*WHAT THE TASK REQUIRES*: Copy, from the entries below, each line in which the string "Career" appears.

-- Start INFORMATION SHOWN --

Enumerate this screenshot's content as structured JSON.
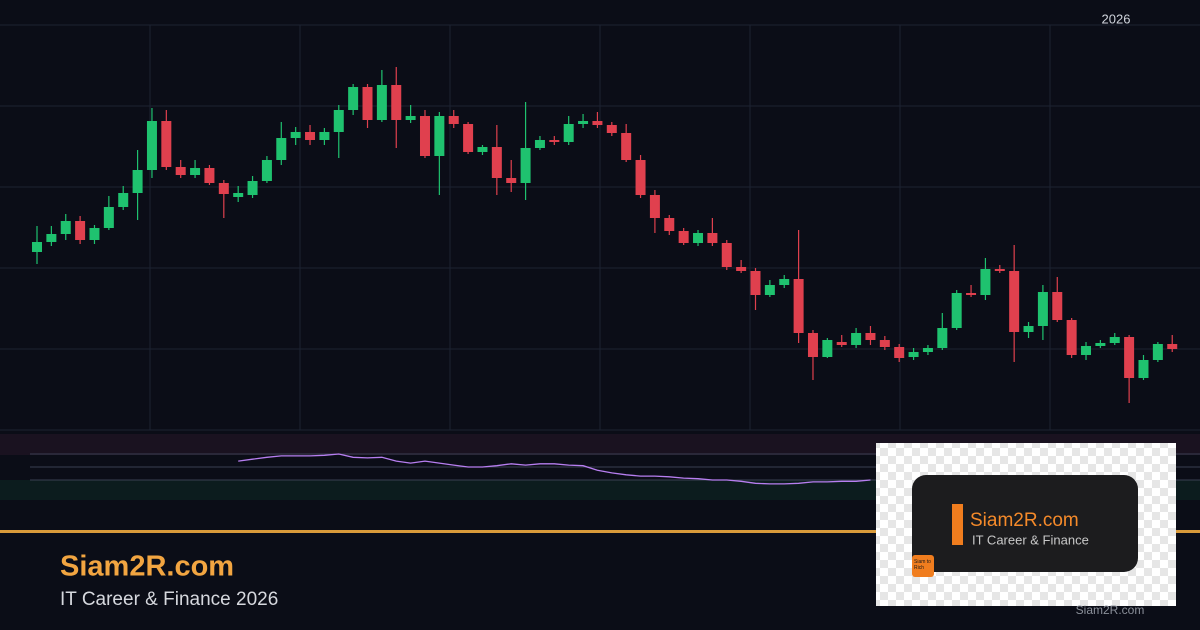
{
  "chart_data": {
    "type": "candlestick",
    "period_label": "2026",
    "ylim": [
      0,
      405
    ],
    "yticks": [
      0,
      81,
      162,
      243,
      324,
      405
    ],
    "grid": true,
    "up_color": "#1fc26f",
    "down_color": "#e0404e",
    "open": [
      178,
      188,
      196,
      209,
      190,
      202,
      223,
      237,
      260,
      309,
      263,
      255,
      262,
      247,
      233,
      235,
      249,
      270,
      292,
      298,
      290,
      298,
      320,
      343,
      310,
      345,
      310,
      314,
      274,
      314,
      306,
      278,
      283,
      252,
      247,
      282,
      290,
      288,
      306,
      309,
      305,
      297,
      270,
      235,
      212,
      199,
      187,
      197,
      187,
      163,
      159,
      135,
      145,
      151,
      97,
      73,
      88,
      85,
      97,
      90,
      83,
      73,
      78,
      82,
      102,
      137,
      135,
      161,
      159,
      98,
      104,
      138,
      110,
      75,
      84,
      87,
      93,
      52,
      70,
      86
    ],
    "high": [
      204,
      204,
      216,
      214,
      205,
      234,
      244,
      280,
      322,
      320,
      270,
      270,
      265,
      250,
      244,
      254,
      274,
      308,
      303,
      305,
      302,
      325,
      346,
      346,
      360,
      363,
      325,
      320,
      318,
      320,
      308,
      285,
      305,
      270,
      328,
      294,
      294,
      314,
      316,
      318,
      308,
      306,
      275,
      240,
      215,
      202,
      200,
      212,
      190,
      170,
      162,
      150,
      155,
      200,
      100,
      92,
      95,
      102,
      104,
      94,
      86,
      82,
      85,
      117,
      140,
      145,
      172,
      165,
      185,
      108,
      145,
      153,
      112,
      88,
      90,
      97,
      95,
      75,
      88,
      95
    ],
    "low": [
      166,
      184,
      190,
      186,
      186,
      200,
      220,
      210,
      252,
      260,
      252,
      252,
      245,
      212,
      228,
      232,
      247,
      265,
      285,
      285,
      285,
      272,
      315,
      302,
      308,
      282,
      307,
      272,
      235,
      302,
      276,
      275,
      235,
      238,
      230,
      280,
      285,
      285,
      302,
      302,
      294,
      268,
      232,
      197,
      195,
      185,
      184,
      184,
      160,
      157,
      120,
      133,
      142,
      87,
      50,
      72,
      83,
      82,
      85,
      80,
      68,
      70,
      75,
      80,
      100,
      133,
      130,
      157,
      68,
      92,
      90,
      108,
      72,
      70,
      82,
      85,
      27,
      50,
      68,
      78
    ],
    "close": [
      188,
      196,
      209,
      190,
      202,
      223,
      237,
      260,
      309,
      263,
      255,
      262,
      247,
      236,
      237,
      249,
      270,
      292,
      298,
      290,
      298,
      320,
      343,
      310,
      345,
      310,
      314,
      274,
      314,
      306,
      278,
      283,
      252,
      247,
      282,
      290,
      288,
      306,
      309,
      305,
      297,
      270,
      235,
      212,
      199,
      187,
      197,
      187,
      163,
      159,
      135,
      145,
      151,
      97,
      73,
      90,
      85,
      97,
      90,
      83,
      72,
      78,
      82,
      102,
      137,
      135,
      161,
      159,
      98,
      104,
      138,
      110,
      75,
      84,
      87,
      93,
      52,
      70,
      86,
      81
    ],
    "indicator": {
      "type": "line",
      "color": "#b77ef0",
      "ylim": [
        0,
        100
      ],
      "yticks": [
        30,
        50,
        70
      ],
      "values": [
        null,
        null,
        null,
        null,
        null,
        null,
        null,
        null,
        null,
        null,
        null,
        null,
        null,
        null,
        59,
        62,
        65,
        67,
        67,
        67,
        68,
        70,
        65,
        64,
        65,
        59,
        56,
        59,
        56,
        53,
        50,
        50,
        52,
        55,
        53,
        55,
        55,
        53,
        52,
        45,
        41,
        38,
        36,
        36,
        35,
        33,
        32,
        30,
        30,
        28,
        25,
        24,
        24,
        25,
        27,
        27,
        28,
        28,
        30,
        null,
        null,
        null,
        null,
        null,
        null,
        null,
        null,
        null,
        null,
        null,
        null,
        null,
        null,
        null,
        null,
        null,
        null,
        null,
        null,
        null
      ]
    }
  },
  "banner": {
    "brand": "Siam2R.com",
    "tagline": "IT Career & Finance 2026",
    "logo_title": "Siam2R.com",
    "logo_subtitle": "IT Career & Finance",
    "logo_badge": "Siam to Rich",
    "watermark": "Siam2R.com"
  }
}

-- End INFORMATION SHOWN --

*RESPONSE*:
    "tagline": "IT Career & Finance 2026",
    "logo_subtitle": "IT Career & Finance",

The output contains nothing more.